[The request]
Look for "this" in the listing below. Gather each line that contains it.

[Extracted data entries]

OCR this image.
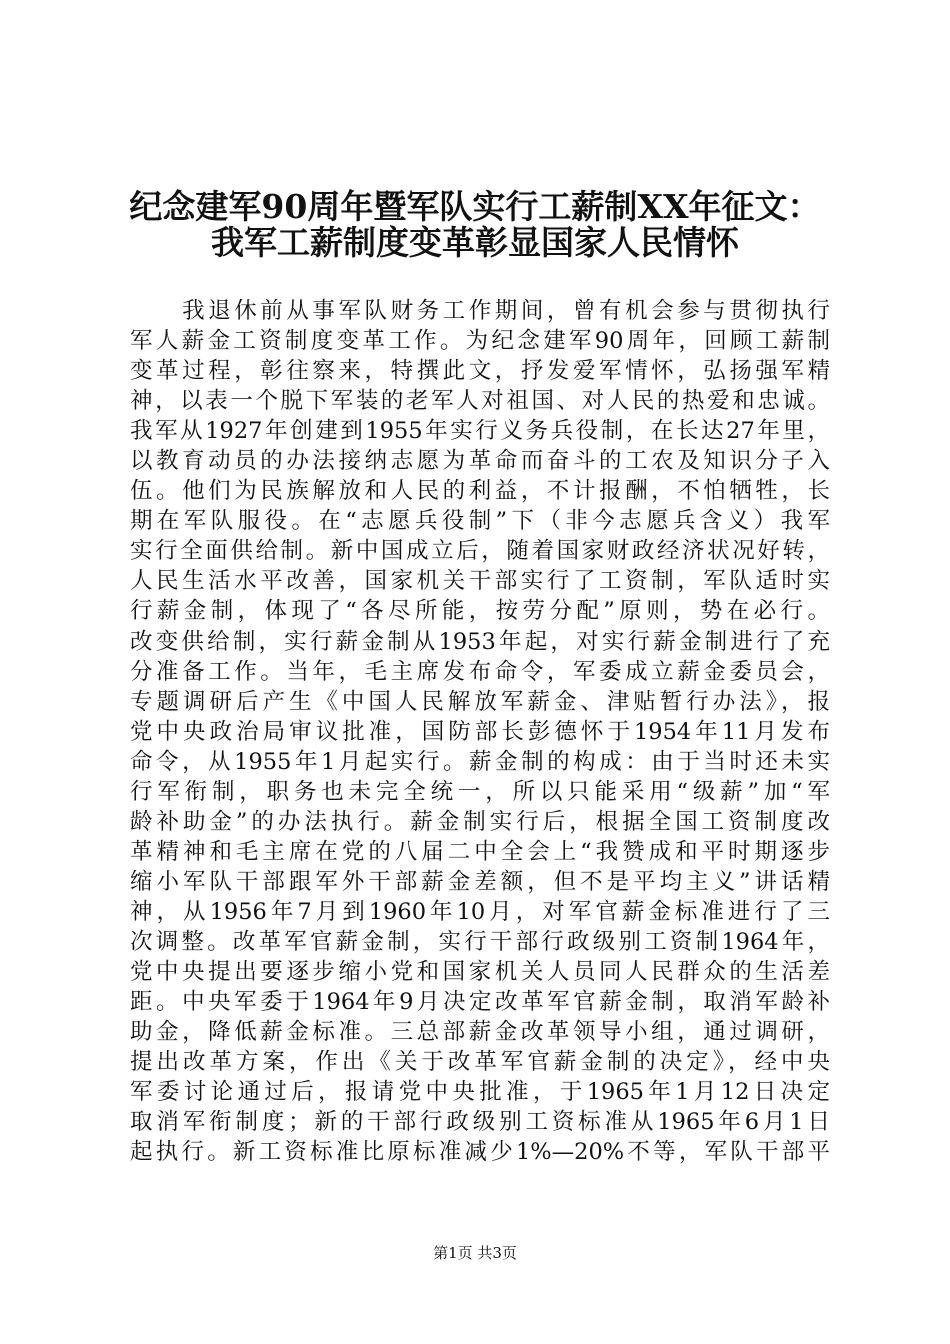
纪念建军90周年暨军队实行工薪制XX年征文：
我军工薪制度变革彰显国家人民情怀
　　我退休前从事军队财务工作期间，曾有机会参与贯彻执行
军人薪金工资制度变革工作。为纪念建军90周年，回顾工薪制
变革过程，彰往察来，特撰此文，抒发爱军情怀，弘扬强军精
神，以表一个脱下军装的老军人对祖国、对人民的热爱和忠诚。
我军从1927年创建到1955年实行义务兵役制，在长达27年里，
以教育动员的办法接纳志愿为革命而奋斗的工农及知识分子入
伍。他们为民族解放和人民的利益，不计报酬，不怕牺牲，长
期在军队服役。在“志愿兵役制”下（非今志愿兵含义）我军
实行全面供给制。新中国成立后，随着国家财政经济状况好转，
人民生活水平改善，国家机关干部实行了工资制，军队适时实
行薪金制，体现了“各尽所能，按劳分配”原则，势在必行。
改变供给制，实行薪金制从1953年起，对实行薪金制进行了充
分准备工作。当年，毛主席发布命令，军委成立薪金委员会，
专题调研后产生《中国人民解放军薪金、津贴暂行办法》，报
党中央政治局审议批准，国防部长彭德怀于1954年11月发布
命令，从1955年1月起实行。薪金制的构成：由于当时还未实
行军衔制，职务也未完全统一，所以只能采用“级薪”加“军
龄补助金”的办法执行。薪金制实行后，根据全国工资制度改
革精神和毛主席在党的八届二中全会上“我赞成和平时期逐步
缩小军队干部跟军外干部薪金差额，但不是平均主义”讲话精
神，从1956年7月到1960年10月，对军官薪金标准进行了三
次调整。改革军官薪金制，实行干部行政级别工资制1964年，
党中央提出要逐步缩小党和国家机关人员同人民群众的生活差
距。中央军委于1964年9月决定改革军官薪金制，取消军龄补
助金，降低薪金标准。三总部薪金改革领导小组，通过调研，
提出改革方案，作出《关于改革军官薪金制的决定》，经中央
军委讨论通过后，报请党中央批准，于1965年1月12日决定
取消军衔制度；新的干部行政级别工资标准从1965年6月1日
起执行。新工资标准比原标准减少1%—20%不等，军队干部平
第1页 共3页
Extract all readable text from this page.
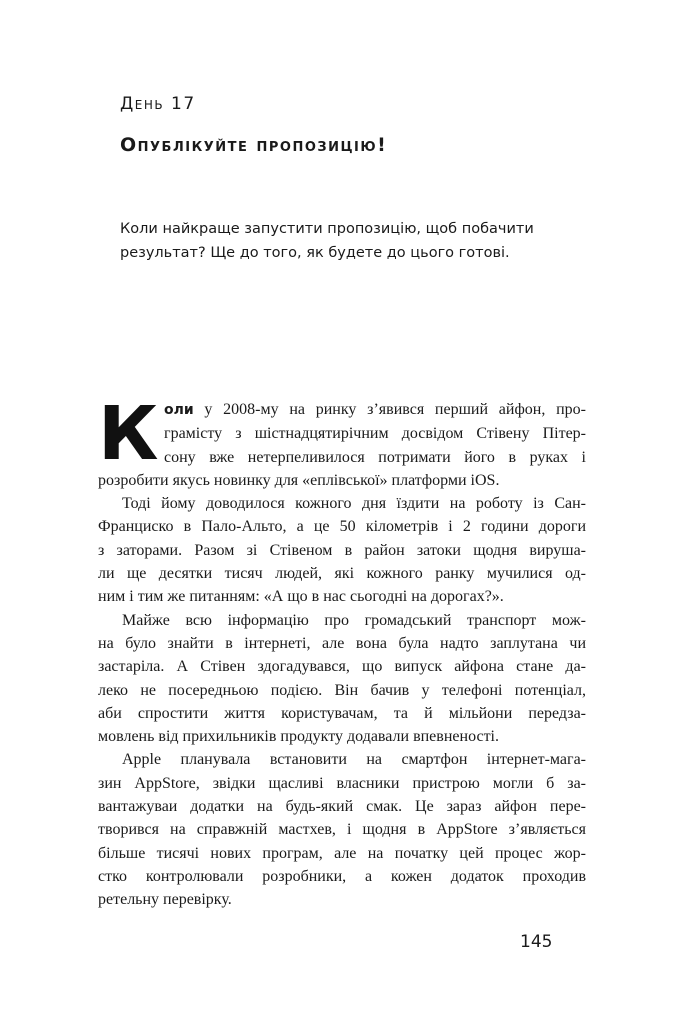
День 17
Опублікуйте пропозицію!
Коли найкраще запустити пропозицію, щоб побачити
результат? Ще до того, як будете до цього готові.
К оли у 2008-му на ринку з’явився перший айфон, про-
грамісту з шістнадцятирічним досвідом Стівену Пітер-
сону вже нетерпеливилося потримати його в руках і
розробити якусь новинку для «еплівської» платформи iOS.
Тоді йому доводилося кожного дня їздити на роботу із Сан-
Франциско в Пало-Альто, а це 50 кілометрів і 2 години дороги
з заторами. Разом зі Стівеном в район затоки щодня вируша-
ли ще десятки тисяч людей, які кожного ранку мучилися од-
ним і тим же питанням: «А що в нас сьогодні на дорогах?».
Майже всю інформацію про громадський транспорт мож-
на було знайти в інтернеті, але вона була надто заплутана чи
застаріла. А Стівен здогадувався, що випуск айфона стане да-
леко не посередньою подією. Він бачив у телефоні потенціал,
аби спростити життя користувачам, та й мільйони передза-
мовлень від прихильників продукту додавали впевненості.
Apple планувала встановити на смартфон інтернет-мага-
зин AppStore, звідки щасливі власники пристрою могли б за-
вантажуваи додатки на будь-який смак. Це зараз айфон пере-
творився на справжній мастхев, і щодня в AppStore з’являється
більше тисячі нових програм, але на початку цей процес жор-
стко контролювали розробники, а кожен додаток проходив
ретельну перевірку.
145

[Solution below]
OCR this image.
Extract all readable text from this page.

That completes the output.